**Work to do:** Pictures stay out of the copy; set down each line of the listing below exactly.

**Data entries:**
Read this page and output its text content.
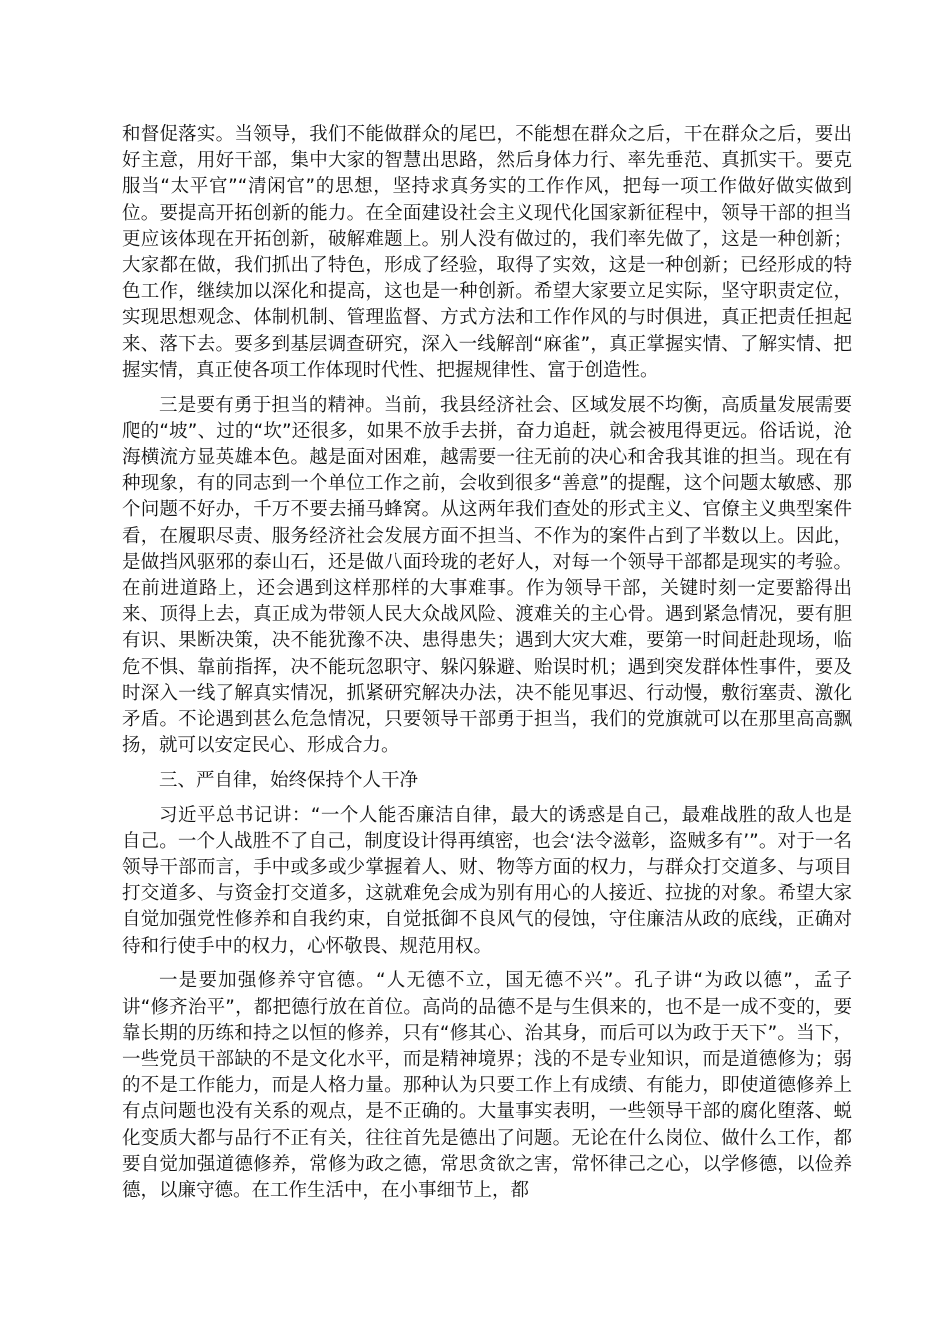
和督促落实。当领导，我们不能做群众的尾巴，不能想在群众之后，干在群众之后，要出好主意，用好干部，集中大家的智慧出思路，然后身体力行、率先垂范、真抓实干。要克服当“太平官”“清闲官”的思想，坚持求真务实的工作作风，把每一项工作做好做实做到位。要提高开拓创新的能力。在全面建设社会主义现代化国家新征程中，领导干部的担当更应该体现在开拓创新，破解难题上。别人没有做过的，我们率先做了，这是一种创新；大家都在做，我们抓出了特色，形成了经验，取得了实效，这是一种创新；已经形成的特色工作，继续加以深化和提高，这也是一种创新。希望大家要立足实际，坚守职责定位，实现思想观念、体制机制、管理监督、方式方法和工作作风的与时俱进，真正把责任担起来、落下去。要多到基层调查研究，深入一线解剖“麻雀”，真正掌握实情、了解实情、把握实情，真正使各项工作体现时代性、把握规律性、富于创造性。

三是要有勇于担当的精神。当前，我县经济社会、区域发展不均衡，高质量发展需要爬的“坡”、过的“坎”还很多，如果不放手去拼，奋力追赶，就会被甩得更远。俗话说，沧海横流方显英雄本色。越是面对困难，越需要一往无前的决心和舍我其谁的担当。现在有种现象，有的同志到一个单位工作之前，会收到很多“善意”的提醒，这个问题太敏感、那个问题不好办，千万不要去捅马蜂窝。从这两年我们查处的形式主义、官僚主义典型案件看，在履职尽责、服务经济社会发展方面不担当、不作为的案件占到了半数以上。因此，是做挡风驱邪的泰山石，还是做八面玲珑的老好人，对每一个领导干部都是现实的考验。在前进道路上，还会遇到这样那样的大事难事。作为领导干部，关键时刻一定要豁得出来、顶得上去，真正成为带领人民大众战风险、渡难关的主心骨。遇到紧急情况，要有胆有识、果断决策，决不能犹豫不决、患得患失；遇到大灾大难，要第一时间赶赴现场，临危不惧、靠前指挥，决不能玩忽职守、躲闪躲避、贻误时机；遇到突发群体性事件，要及时深入一线了解真实情况，抓紧研究解决办法，决不能见事迟、行动慢，敷衍塞责、激化矛盾。不论遇到甚么危急情况，只要领导干部勇于担当，我们的党旗就可以在那里高高飘扬，就可以安定民心、形成合力。

三、严自律，始终保持个人干净

习近平总书记讲：“一个人能否廉洁自律，最大的诱惑是自己，最难战胜的敌人也是自己。一个人战胜不了自己，制度设计得再缜密，也会‘法令滋彰，盗贼多有’”。对于一名领导干部而言，手中或多或少掌握着人、财、物等方面的权力，与群众打交道多、与项目打交道多、与资金打交道多，这就难免会成为别有用心的人接近、拉拢的对象。希望大家自觉加强党性修养和自我约束，自觉抵御不良风气的侵蚀，守住廉洁从政的底线，正确对待和行使手中的权力，心怀敬畏、规范用权。

一是要加强修养守官德。“人无德不立，国无德不兴”。孔子讲“为政以德”，孟子讲“修齐治平”，都把德行放在首位。高尚的品德不是与生俱来的，也不是一成不变的，要靠长期的历练和持之以恒的修养，只有“修其心、治其身，而后可以为政于天下”。当下，一些党员干部缺的不是文化水平，而是精神境界；浅的不是专业知识，而是道德修为；弱的不是工作能力，而是人格力量。那种认为只要工作上有成绩、有能力，即使道德修养上有点问题也没有关系的观点，是不正确的。大量事实表明，一些领导干部的腐化堕落、蜕化变质大都与品行不正有关，往往首先是德出了问题。无论在什么岗位、做什么工作，都要自觉加强道德修养，常修为政之德，常思贪欲之害，常怀律己之心，以学修德，以俭养德，以廉守德。在工作生活中，在小事细节上，都
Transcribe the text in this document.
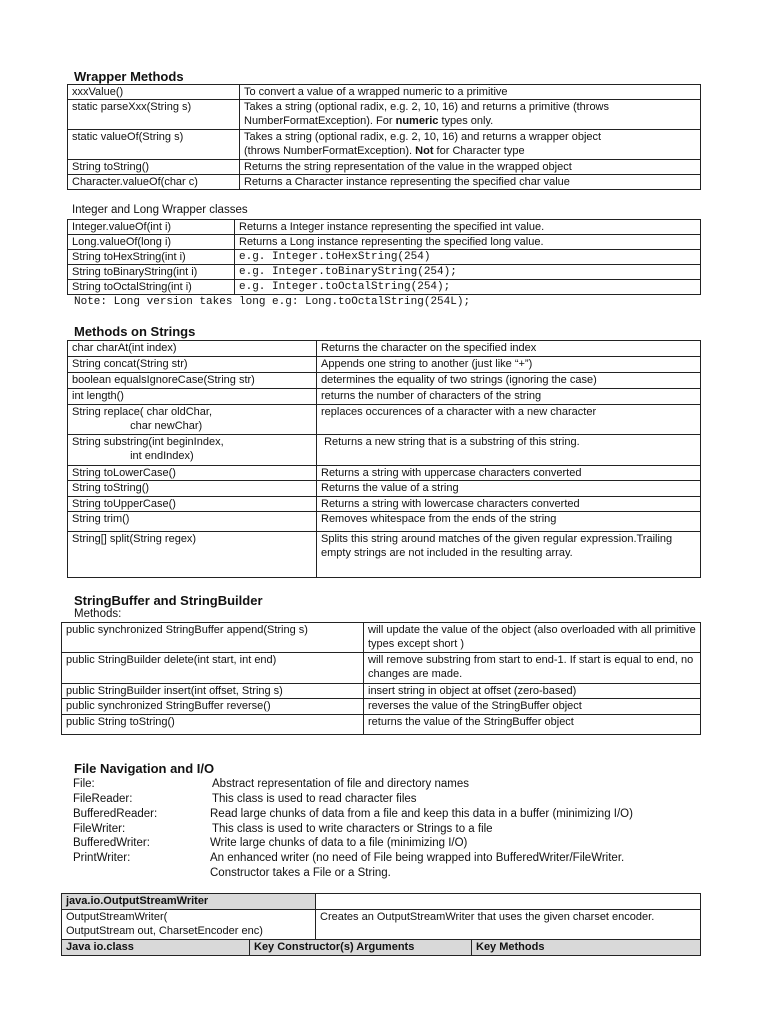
Wrapper Methods
xxxValue()	To convert a value of a wrapped numeric to a primitive
static parseXxx(String s)	Takes a string (optional radix, e.g. 2, 10, 16) and returns a primitive (throws
NumberFormatException). For numeric types only.
static valueOf(String s)	Takes a string (optional radix, e.g. 2, 10, 16) and returns a wrapper object
(throws NumberFormatException). Not for Character type
String toString()	Returns the string representation of the value in the wrapped object
Character.valueOf(char c)	Returns a Character instance representing the specified char value
Integer and Long Wrapper classes
Integer.valueOf(int i)	Returns a Integer instance representing the specified int value.
Long.valueOf(long i)	Returns a Long instance representing the specified long value.
String toHexString(int i)	e.g. Integer.toHexString(254)
String toBinaryString(int i)	e.g. Integer.toBinaryString(254);
String toOctalString(int i)	e.g. Integer.toOctalString(254);
Note: Long version takes long e.g: Long.toOctalString(254L);
Methods on Strings
char charAt(int index)	Returns the character on the specified index
String concat(String str)	Appends one string to another (just like “+”)
boolean equalsIgnoreCase(String str)	determines the equality of two strings (ignoring the case)
int length()	returns the number of characters of the string
String replace( char oldChar,
char newChar)	replaces occurences of a character with a new character
String substring(int beginIndex,
int endIndex)	Returns a new string that is a substring of this string.
String toLowerCase()	Returns a string with uppercase characters converted
String toString()	Returns the value of a string
String toUpperCase()	Returns a string with lowercase characters converted
String trim()	Removes whitespace from the ends of the string
String[] split(String regex)	Splits this string around matches of the given regular expression.Trailing empty strings are not included in the resulting array.
StringBuffer and StringBuilder
Methods:
public synchronized StringBuffer append(String s)	will update the value of the object (also overloaded with all primitive types except short )
public StringBuilder delete(int start, int end)	will remove substring from start to end-1. If start is equal to end, no changes are made.
public StringBuilder insert(int offset, String s)	insert string in object at offset (zero-based)
public synchronized StringBuffer reverse()	reverses the value of the StringBuffer object
public String toString()	returns the value of the StringBuffer object
File Navigation and I/O
File:	Abstract representation of file and directory names
FileReader:	This class is used to read character files
BufferedReader:	Read large chunks of data from a file and keep this data in a buffer (minimizing I/O)
FileWriter:	This class is used to write characters or Strings to a file
BufferedWriter:	Write large chunks of data to a file (minimizing I/O)
PrintWriter:	An enhanced writer (no need of File being wrapped into BufferedWriter/FileWriter.
Constructor takes a File or a String.
java.io.OutputStreamWriter			
OutputStreamWriter(
OutputStream out, CharsetEncoder enc)		Creates an OutputStreamWriter that uses the given charset encoder.	
Java io.class	Key Constructor(s) Arguments		Key Methods
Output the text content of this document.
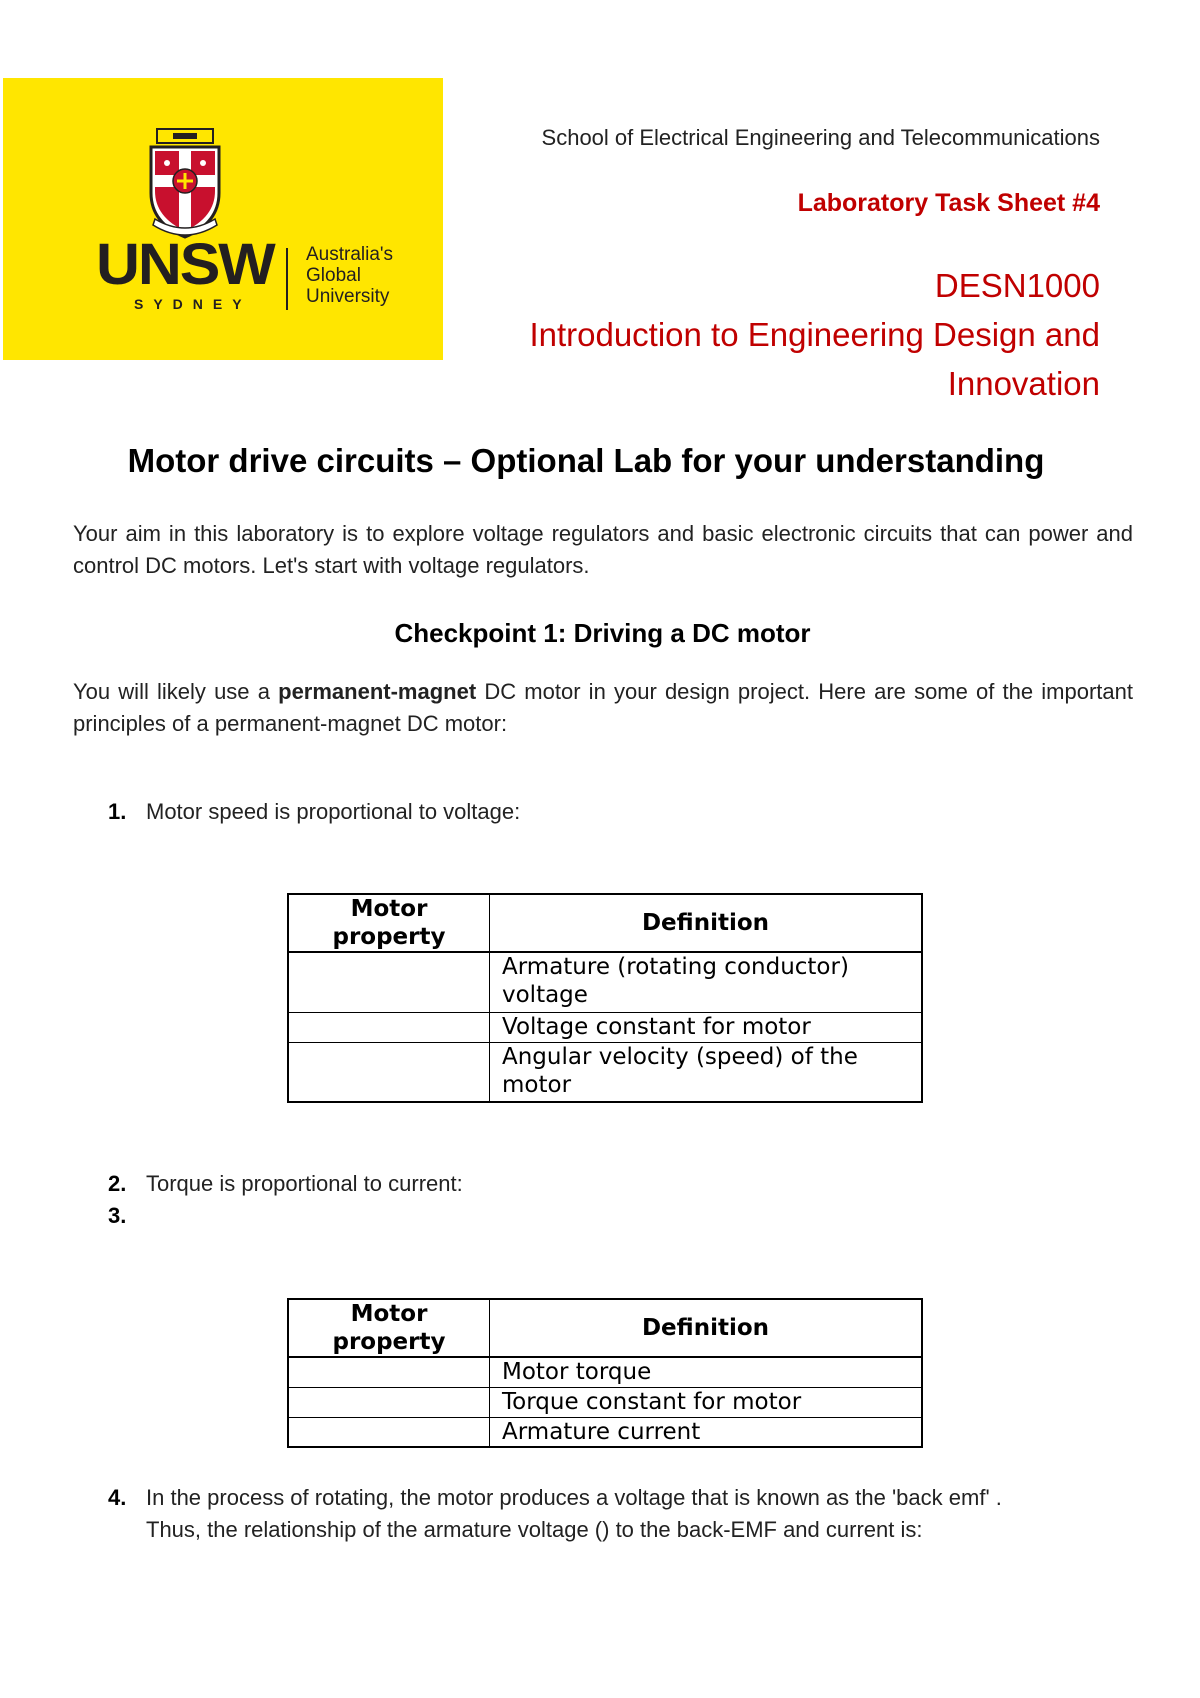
UNSW
SYDNEY
Australia's
Global
University
School of Electrical Engineering and Telecommunications
Laboratory Task Sheet #4
DESN1000
Introduction to Engineering Design and
Innovation
Motor drive circuits – Optional Lab for your understanding
Your aim in this laboratory is to explore voltage regulators and basic electronic circuits that can power and control DC motors. Let's start with voltage regulators.
Checkpoint 1: Driving a DC motor
You will likely use a permanent-magnet DC motor in your design project. Here are some of the important principles of a permanent-magnet DC motor:
1. Motor speed is proportional to voltage:
Motor property	Definition
	Armature (rotating conductor) voltage
	Voltage constant for motor
	Angular velocity (speed) of the motor
2. Torque is proportional to current:
3.
Motor property	Definition
	Motor torque
	Torque constant for motor
	Armature current
4. In the process of rotating, the motor produces a voltage that is known as the 'back emf' .
Thus, the relationship of the armature voltage () to the back-EMF and current is:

**Solution to this exercise:**
Read this page and output its text content.
和督促落实。当领导，我们不能做群众的尾巴，不能想在群众之后，干在群众之后，要出好主意，用好干部，集中大家的智慧出思路，然后身体力行、率先垂范、真抓实干。要克服当“太平官”“清闲官”的思想，坚持求真务实的工作作风，把每一项工作做好做实做到位。要提高开拓创新的能力。在全面建设社会主义现代化国家新征程中，领导干部的担当更应该体现在开拓创新，破解难题上。别人没有做过的，我们率先做了，这是一种创新；大家都在做，我们抓出了特色，形成了经验，取得了实效，这是一种创新；已经形成的特色工作，继续加以深化和提高，这也是一种创新。希望大家要立足实际，坚守职责定位，实现思想观念、体制机制、管理监督、方式方法和工作作风的与时俱进，真正把责任担起来、落下去。要多到基层调查研究，深入一线解剖“麻雀”，真正掌握实情、了解实情、把握实情，真正使各项工作体现时代性、把握规律性、富于创造性。

三是要有勇于担当的精神。当前，我县经济社会、区域发展不均衡，高质量发展需要爬的“坡”、过的“坎”还很多，如果不放手去拼，奋力追赶，就会被甩得更远。俗话说，沧海横流方显英雄本色。越是面对困难，越需要一往无前的决心和舍我其谁的担当。现在有种现象，有的同志到一个单位工作之前，会收到很多“善意”的提醒，这个问题太敏感、那个问题不好办，千万不要去捅马蜂窝。从这两年我们查处的形式主义、官僚主义典型案件看，在履职尽责、服务经济社会发展方面不担当、不作为的案件占到了半数以上。因此，是做挡风驱邪的泰山石，还是做八面玲珑的老好人，对每一个领导干部都是现实的考验。在前进道路上，还会遇到这样那样的大事难事。作为领导干部，关键时刻一定要豁得出来、顶得上去，真正成为带领人民大众战风险、渡难关的主心骨。遇到紧急情况，要有胆有识、果断决策，决不能犹豫不决、患得患失；遇到大灾大难，要第一时间赶赴现场，临危不惧、靠前指挥，决不能玩忽职守、躲闪躲避、贻误时机；遇到突发群体性事件，要及时深入一线了解真实情况，抓紧研究解决办法，决不能见事迟、行动慢，敷衍塞责、激化矛盾。不论遇到甚么危急情况，只要领导干部勇于担当，我们的党旗就可以在那里高高飘扬，就可以安定民心、形成合力。

三、严自律，始终保持个人干净

习近平总书记讲：“一个人能否廉洁自律，最大的诱惑是自己，最难战胜的敌人也是自己。一个人战胜不了自己，制度设计得再缜密，也会‘法令滋彰，盗贼多有’”。对于一名领导干部而言，手中或多或少掌握着人、财、物等方面的权力，与群众打交道多、与项目打交道多、与资金打交道多，这就难免会成为别有用心的人接近、拉拢的对象。希望大家自觉加强党性修养和自我约束，自觉抵御不良风气的侵蚀，守住廉洁从政的底线，正确对待和行使手中的权力，心怀敬畏、规范用权。

一是要加强修养守官德。“人无德不立，国无德不兴”。孔子讲“为政以德”，孟子讲“修齐治平”，都把德行放在首位。高尚的品德不是与生俱来的，也不是一成不变的，要靠长期的历练和持之以恒的修养，只有“修其心、治其身，而后可以为政于天下”。当下，一些党员干部缺的不是文化水平，而是精神境界；浅的不是专业知识，而是道德修为；弱的不是工作能力，而是人格力量。那种认为只要工作上有成绩、有能力，即使道德修养上有点问题也没有关系的观点，是不正确的。大量事实表明，一些领导干部的腐化堕落、蜕化变质大都与品行不正有关，往往首先是德出了问题。无论在什么岗位、做什么工作，都要自觉加强道德修养，常修为政之德，常思贪欲之害，常怀律己之心，以学修德，以俭养德，以廉守德。在工作生活中，在小事细节上，都
Transcribe the text in this document.
Wrapper Methods
xxxValue()	To convert a value of a wrapped numeric to a primitive
static parseXxx(String s)	Takes a string (optional radix, e.g. 2, 10, 16) and returns a primitive (throws
NumberFormatException). For numeric types only.
static valueOf(String s)	Takes a string (optional radix, e.g. 2, 10, 16) and returns a wrapper object
(throws NumberFormatException). Not for Character type
String toString()	Returns the string representation of the value in the wrapped object
Character.valueOf(char c)	Returns a Character instance representing the specified char value
Integer and Long Wrapper classes
Integer.valueOf(int i)	Returns a Integer instance representing the specified int value.
Long.valueOf(long i)	Returns a Long instance representing the specified long value.
String toHexString(int i)	e.g. Integer.toHexString(254)
String toBinaryString(int i)	e.g. Integer.toBinaryString(254);
String toOctalString(int i)	e.g. Integer.toOctalString(254);
Note: Long version takes long e.g: Long.toOctalString(254L);
Methods on Strings
char charAt(int index)	Returns the character on the specified index
String concat(String str)	Appends one string to another (just like “+”)
boolean equalsIgnoreCase(String str)	determines the equality of two strings (ignoring the case)
int length()	returns the number of characters of the string
String replace( char oldChar,
char newChar)	replaces occurences of a character with a new character
String substring(int beginIndex,
int endIndex)	Returns a new string that is a substring of this string.
String toLowerCase()	Returns a string with uppercase characters converted
String toString()	Returns the value of a string
String toUpperCase()	Returns a string with lowercase characters converted
String trim()	Removes whitespace from the ends of the string
String[] split(String regex)	Splits this string around matches of the given regular expression.Trailing empty strings are not included in the resulting array.
StringBuffer and StringBuilder
Methods:
public synchronized StringBuffer append(String s)	will update the value of the object (also overloaded with all primitive types except short )
public StringBuilder delete(int start, int end)	will remove substring from start to end-1. If start is equal to end, no changes are made.
public StringBuilder insert(int offset, String s)	insert string in object at offset (zero-based)
public synchronized StringBuffer reverse()	reverses the value of the StringBuffer object
public String toString()	returns the value of the StringBuffer object
File Navigation and I/O
File:	Abstract representation of file and directory names
FileReader:	This class is used to read character files
BufferedReader:	Read large chunks of data from a file and keep this data in a buffer (minimizing I/O)
FileWriter:	This class is used to write characters or Strings to a file
BufferedWriter:	Write large chunks of data to a file (minimizing I/O)
PrintWriter:	An enhanced writer (no need of File being wrapped into BufferedWriter/FileWriter.
Constructor takes a File or a String.
java.io.OutputStreamWriter			
OutputStreamWriter(
OutputStream out, CharsetEncoder enc)		Creates an OutputStreamWriter that uses the given charset encoder.	
Java io.class	Key Constructor(s) Arguments		Key Methods
Output the text content of this document.
UNSW
SYDNEY
Australia's
Global
University
School of Electrical Engineering and Telecommunications
Laboratory Task Sheet #4
DESN1000
Introduction to Engineering Design and
Innovation
Motor drive circuits – Optional Lab for your understanding
Your aim in this laboratory is to explore voltage regulators and basic electronic circuits that can power and control DC motors. Let's start with voltage regulators.
Checkpoint 1: Driving a DC motor
You will likely use a permanent-magnet DC motor in your design project. Here are some of the important principles of a permanent-magnet DC motor:
1. Motor speed is proportional to voltage:
Motor property	Definition
	Armature (rotating conductor) voltage
	Voltage constant for motor
	Angular velocity (speed) of the motor
2. Torque is proportional to current:
3.
Motor property	Definition
	Motor torque
	Torque constant for motor
	Armature current
4. In the process of rotating, the motor produces a voltage that is known as the 'back emf' .
Thus, the relationship of the armature voltage () to the back-EMF and current is:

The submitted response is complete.